Given instruction
The required output is the line containing "What text is on this page?" through the final line of the material below, printed exactly, with no other lines.

Records provided
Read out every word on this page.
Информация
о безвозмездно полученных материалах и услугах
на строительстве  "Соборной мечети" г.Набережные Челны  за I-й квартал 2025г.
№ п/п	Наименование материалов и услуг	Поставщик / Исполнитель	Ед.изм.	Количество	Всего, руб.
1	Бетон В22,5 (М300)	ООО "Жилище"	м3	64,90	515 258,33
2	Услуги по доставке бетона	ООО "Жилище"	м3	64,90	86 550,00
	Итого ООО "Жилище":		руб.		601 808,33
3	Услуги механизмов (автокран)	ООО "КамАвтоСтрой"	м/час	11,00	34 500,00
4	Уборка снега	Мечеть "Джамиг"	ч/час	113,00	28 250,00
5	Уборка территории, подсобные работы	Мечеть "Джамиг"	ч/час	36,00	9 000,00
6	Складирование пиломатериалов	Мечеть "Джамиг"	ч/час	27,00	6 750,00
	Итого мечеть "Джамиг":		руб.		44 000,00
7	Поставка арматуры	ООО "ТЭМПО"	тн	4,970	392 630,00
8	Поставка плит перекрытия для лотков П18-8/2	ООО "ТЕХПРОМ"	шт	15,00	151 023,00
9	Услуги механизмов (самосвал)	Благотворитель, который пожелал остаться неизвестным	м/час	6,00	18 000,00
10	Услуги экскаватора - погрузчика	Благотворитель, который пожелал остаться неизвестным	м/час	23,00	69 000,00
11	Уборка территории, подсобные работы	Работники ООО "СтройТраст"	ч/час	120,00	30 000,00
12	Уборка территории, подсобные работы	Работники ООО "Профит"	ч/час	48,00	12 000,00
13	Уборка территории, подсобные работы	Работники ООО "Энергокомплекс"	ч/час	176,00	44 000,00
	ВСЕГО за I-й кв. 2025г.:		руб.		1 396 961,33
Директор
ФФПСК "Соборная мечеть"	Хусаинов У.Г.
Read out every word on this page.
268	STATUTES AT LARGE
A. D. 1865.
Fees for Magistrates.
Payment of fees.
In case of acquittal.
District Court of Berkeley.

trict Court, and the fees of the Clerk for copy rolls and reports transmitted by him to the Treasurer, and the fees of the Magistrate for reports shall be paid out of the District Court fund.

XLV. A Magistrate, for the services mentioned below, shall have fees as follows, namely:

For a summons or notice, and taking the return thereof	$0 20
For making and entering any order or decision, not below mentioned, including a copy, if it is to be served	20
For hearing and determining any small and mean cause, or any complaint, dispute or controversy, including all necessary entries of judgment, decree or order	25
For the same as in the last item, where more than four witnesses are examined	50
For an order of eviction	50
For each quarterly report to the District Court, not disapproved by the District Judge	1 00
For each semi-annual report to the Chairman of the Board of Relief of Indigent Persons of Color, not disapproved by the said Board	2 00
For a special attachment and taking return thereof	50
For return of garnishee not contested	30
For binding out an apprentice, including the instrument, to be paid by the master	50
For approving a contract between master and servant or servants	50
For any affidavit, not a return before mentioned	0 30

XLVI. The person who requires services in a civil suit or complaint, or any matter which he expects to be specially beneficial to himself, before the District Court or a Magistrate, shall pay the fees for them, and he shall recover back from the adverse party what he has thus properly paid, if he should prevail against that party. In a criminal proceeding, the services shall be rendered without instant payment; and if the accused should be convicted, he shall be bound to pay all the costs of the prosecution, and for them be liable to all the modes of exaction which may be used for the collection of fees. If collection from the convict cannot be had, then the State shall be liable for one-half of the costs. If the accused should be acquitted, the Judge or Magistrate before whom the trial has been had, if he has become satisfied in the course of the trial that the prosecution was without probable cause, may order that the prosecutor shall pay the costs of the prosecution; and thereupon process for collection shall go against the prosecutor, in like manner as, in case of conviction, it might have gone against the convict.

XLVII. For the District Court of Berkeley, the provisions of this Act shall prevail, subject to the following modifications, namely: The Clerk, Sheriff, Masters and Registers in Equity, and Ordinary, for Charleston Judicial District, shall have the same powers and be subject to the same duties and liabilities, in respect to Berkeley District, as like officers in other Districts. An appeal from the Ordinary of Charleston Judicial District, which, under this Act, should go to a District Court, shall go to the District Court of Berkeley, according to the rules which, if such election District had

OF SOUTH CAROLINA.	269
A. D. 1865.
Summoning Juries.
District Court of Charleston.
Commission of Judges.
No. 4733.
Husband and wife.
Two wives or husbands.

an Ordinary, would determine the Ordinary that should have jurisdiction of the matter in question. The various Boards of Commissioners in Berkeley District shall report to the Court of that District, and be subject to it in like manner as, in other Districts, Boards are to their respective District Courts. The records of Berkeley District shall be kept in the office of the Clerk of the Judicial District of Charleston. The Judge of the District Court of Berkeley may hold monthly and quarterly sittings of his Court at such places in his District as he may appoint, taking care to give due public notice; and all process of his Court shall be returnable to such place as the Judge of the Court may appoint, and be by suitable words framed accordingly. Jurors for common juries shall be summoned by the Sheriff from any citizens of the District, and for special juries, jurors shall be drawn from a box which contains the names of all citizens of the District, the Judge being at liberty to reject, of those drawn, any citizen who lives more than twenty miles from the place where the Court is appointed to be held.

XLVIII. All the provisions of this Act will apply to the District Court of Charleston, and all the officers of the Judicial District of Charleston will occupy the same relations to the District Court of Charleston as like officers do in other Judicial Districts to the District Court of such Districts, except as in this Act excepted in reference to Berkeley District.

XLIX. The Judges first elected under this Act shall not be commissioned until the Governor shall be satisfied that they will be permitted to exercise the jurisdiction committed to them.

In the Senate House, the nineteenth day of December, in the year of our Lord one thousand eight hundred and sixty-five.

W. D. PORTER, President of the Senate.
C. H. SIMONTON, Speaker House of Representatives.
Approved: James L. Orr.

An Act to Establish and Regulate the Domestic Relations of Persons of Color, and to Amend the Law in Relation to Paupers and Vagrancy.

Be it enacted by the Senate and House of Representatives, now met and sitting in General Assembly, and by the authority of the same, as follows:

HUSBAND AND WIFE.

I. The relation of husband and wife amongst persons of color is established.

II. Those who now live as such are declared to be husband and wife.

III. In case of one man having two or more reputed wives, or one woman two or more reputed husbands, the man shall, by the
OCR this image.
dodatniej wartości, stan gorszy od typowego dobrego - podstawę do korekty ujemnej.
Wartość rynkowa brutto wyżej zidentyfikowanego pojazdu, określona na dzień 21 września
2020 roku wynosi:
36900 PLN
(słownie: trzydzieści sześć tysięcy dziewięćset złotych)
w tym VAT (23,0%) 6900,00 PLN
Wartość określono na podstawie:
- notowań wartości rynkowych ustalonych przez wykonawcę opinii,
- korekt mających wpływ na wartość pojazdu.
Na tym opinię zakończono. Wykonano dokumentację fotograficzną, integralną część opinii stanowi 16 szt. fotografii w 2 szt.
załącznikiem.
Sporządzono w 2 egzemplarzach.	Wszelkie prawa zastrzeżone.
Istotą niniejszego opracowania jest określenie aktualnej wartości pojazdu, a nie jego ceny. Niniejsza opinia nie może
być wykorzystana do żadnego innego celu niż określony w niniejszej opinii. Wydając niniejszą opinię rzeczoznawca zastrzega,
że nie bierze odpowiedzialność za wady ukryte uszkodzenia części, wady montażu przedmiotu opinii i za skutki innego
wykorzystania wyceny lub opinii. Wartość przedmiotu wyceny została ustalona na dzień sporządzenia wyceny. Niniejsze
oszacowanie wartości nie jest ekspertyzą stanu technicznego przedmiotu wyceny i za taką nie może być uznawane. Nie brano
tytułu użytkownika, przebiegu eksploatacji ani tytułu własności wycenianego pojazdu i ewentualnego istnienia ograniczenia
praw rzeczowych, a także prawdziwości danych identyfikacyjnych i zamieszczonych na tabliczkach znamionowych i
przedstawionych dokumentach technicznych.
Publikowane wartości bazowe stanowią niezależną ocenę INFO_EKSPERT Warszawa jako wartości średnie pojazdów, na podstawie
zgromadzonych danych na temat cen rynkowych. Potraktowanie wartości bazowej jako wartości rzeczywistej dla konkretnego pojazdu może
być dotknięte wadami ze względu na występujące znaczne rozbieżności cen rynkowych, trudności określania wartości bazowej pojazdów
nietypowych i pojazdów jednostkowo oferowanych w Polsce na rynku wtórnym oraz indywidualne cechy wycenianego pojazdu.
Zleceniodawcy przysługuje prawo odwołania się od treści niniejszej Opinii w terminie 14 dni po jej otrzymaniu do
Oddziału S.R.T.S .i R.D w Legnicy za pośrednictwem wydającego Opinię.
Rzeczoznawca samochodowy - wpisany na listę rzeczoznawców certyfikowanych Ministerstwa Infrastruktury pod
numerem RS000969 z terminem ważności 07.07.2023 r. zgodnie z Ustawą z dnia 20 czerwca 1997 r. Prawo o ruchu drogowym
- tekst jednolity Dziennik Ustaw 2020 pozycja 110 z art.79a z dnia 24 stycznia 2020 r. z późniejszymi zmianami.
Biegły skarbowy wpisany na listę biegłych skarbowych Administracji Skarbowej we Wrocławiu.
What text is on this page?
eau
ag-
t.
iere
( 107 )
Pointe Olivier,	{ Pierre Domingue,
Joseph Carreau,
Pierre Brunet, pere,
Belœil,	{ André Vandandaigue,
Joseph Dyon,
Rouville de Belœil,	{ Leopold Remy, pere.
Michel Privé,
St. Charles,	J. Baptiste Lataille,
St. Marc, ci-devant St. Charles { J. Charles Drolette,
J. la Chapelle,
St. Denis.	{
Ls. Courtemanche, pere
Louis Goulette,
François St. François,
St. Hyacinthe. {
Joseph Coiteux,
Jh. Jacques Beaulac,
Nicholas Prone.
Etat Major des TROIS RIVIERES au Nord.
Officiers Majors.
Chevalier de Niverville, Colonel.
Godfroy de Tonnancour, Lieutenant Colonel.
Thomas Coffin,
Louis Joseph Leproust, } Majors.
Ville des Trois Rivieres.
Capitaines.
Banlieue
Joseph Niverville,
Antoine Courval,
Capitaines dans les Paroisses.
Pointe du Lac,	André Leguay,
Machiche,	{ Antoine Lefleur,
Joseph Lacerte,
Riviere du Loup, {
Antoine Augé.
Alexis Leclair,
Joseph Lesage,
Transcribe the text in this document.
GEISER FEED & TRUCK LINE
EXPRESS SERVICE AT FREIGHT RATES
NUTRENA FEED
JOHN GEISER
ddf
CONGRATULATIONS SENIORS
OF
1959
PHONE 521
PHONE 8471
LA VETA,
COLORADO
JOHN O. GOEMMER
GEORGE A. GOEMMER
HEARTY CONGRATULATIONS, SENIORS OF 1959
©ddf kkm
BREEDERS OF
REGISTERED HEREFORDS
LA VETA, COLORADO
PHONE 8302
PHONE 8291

Answer to the problem
What text is on this page?
eau
ag-
t.
iere
( 107 )
Pointe Olivier,	{ Pierre Domingue,
Joseph Carreau,
Pierre Brunet, pere,
Belœil,	{ André Vandandaigue,
Joseph Dyon,
Rouville de Belœil,	{ Leopold Remy, pere.
Michel Privé,
St. Charles,	J. Baptiste Lataille,
St. Marc, ci-devant St. Charles { J. Charles Drolette,
J. la Chapelle,
St. Denis.	{
Ls. Courtemanche, pere
Louis Goulette,
François St. François,
St. Hyacinthe. {
Joseph Coiteux,
Jh. Jacques Beaulac,
Nicholas Prone.
Etat Major des TROIS RIVIERES au Nord.
Officiers Majors.
Chevalier de Niverville, Colonel.
Godfroy de Tonnancour, Lieutenant Colonel.
Thomas Coffin,
Louis Joseph Leproust, } Majors.
Ville des Trois Rivieres.
Capitaines.
Banlieue
Joseph Niverville,
Antoine Courval,
Capitaines dans les Paroisses.
Pointe du Lac,	André Leguay,
Machiche,	{ Antoine Lefleur,
Joseph Lacerte,
Riviere du Loup, {
Antoine Augé.
Alexis Leclair,
Joseph Lesage,
Transcribe the text in this document.
GEISER FEED & TRUCK LINE
EXPRESS SERVICE AT FREIGHT RATES
NUTRENA FEED
JOHN GEISER
ddf
CONGRATULATIONS SENIORS
OF
1959
PHONE 521
PHONE 8471
LA VETA,
COLORADO
JOHN O. GOEMMER
GEORGE A. GOEMMER
HEARTY CONGRATULATIONS, SENIORS OF 1959
©ddf kkm
BREEDERS OF
REGISTERED HEREFORDS
LA VETA, COLORADO
PHONE 8302
PHONE 8291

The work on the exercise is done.